--- Begin Records for the exercise ---

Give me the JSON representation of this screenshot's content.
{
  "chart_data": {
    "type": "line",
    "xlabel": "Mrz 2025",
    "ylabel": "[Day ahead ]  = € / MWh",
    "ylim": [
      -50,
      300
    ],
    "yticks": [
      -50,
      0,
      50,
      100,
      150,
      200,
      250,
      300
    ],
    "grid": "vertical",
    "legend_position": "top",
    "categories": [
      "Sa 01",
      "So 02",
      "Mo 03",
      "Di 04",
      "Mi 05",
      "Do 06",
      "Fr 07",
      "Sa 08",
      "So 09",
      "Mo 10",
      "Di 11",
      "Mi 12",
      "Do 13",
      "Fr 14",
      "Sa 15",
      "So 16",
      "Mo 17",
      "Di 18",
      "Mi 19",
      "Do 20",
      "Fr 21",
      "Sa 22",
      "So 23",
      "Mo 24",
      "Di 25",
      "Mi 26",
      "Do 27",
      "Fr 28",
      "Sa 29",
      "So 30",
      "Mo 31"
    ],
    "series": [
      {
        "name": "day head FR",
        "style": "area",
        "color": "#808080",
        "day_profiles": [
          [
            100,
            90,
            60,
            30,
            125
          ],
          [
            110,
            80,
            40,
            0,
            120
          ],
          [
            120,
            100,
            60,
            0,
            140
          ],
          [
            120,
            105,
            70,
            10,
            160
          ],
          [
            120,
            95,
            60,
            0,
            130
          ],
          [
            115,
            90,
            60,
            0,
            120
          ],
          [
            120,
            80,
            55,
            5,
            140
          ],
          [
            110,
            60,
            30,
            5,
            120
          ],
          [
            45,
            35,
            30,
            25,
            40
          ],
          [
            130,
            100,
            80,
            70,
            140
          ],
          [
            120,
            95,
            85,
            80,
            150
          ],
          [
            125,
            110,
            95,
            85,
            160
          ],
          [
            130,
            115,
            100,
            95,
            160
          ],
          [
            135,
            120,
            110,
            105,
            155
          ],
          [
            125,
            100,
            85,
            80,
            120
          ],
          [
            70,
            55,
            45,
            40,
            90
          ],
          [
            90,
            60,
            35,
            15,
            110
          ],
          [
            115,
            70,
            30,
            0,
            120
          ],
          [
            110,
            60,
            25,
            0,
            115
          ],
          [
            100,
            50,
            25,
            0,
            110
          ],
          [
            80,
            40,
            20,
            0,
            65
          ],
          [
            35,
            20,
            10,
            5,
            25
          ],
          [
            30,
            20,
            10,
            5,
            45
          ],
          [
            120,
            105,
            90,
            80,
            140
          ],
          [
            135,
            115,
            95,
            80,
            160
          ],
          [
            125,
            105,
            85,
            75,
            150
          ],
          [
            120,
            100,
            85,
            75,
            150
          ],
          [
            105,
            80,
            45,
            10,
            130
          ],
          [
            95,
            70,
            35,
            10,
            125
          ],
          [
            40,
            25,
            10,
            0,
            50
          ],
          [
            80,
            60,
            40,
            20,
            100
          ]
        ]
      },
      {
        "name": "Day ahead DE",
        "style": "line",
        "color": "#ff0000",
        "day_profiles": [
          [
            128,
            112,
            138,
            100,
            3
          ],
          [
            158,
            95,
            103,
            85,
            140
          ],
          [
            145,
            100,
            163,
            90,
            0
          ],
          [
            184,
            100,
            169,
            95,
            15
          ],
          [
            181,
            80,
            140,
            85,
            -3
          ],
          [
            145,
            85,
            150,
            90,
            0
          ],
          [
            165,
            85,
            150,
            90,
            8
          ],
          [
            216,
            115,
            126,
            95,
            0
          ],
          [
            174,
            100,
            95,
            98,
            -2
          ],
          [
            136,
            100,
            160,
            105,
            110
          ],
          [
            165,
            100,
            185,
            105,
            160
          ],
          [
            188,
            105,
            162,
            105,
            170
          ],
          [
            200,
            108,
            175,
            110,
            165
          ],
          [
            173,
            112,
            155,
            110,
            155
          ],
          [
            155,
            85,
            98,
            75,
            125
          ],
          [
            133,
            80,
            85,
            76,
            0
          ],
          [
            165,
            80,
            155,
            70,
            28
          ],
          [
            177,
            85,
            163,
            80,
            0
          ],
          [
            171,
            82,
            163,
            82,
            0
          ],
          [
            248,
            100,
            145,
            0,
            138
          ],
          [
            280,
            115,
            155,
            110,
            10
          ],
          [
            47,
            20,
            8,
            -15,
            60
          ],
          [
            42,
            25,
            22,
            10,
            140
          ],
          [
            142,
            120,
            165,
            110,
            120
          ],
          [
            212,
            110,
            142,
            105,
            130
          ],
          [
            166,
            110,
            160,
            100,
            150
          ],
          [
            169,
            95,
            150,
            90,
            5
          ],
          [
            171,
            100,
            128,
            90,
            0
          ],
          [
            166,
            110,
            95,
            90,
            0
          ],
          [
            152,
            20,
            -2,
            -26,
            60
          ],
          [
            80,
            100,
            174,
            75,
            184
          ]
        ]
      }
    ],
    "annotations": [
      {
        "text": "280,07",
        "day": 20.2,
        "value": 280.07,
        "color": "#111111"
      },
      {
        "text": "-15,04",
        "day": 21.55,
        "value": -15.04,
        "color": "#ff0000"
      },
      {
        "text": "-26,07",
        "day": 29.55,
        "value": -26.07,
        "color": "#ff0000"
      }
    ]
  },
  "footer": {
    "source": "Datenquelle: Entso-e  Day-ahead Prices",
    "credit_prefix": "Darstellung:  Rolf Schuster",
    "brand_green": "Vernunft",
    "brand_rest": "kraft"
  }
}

--- End Records for the exercise ---

• Exercise details:
From the entries above, copy every line containing the word "color".

• Task output:
        "color": "#808080",
        "color": "#ff0000",
        "color": "#111111"
        "color": "#ff0000"
        "color": "#ff0000"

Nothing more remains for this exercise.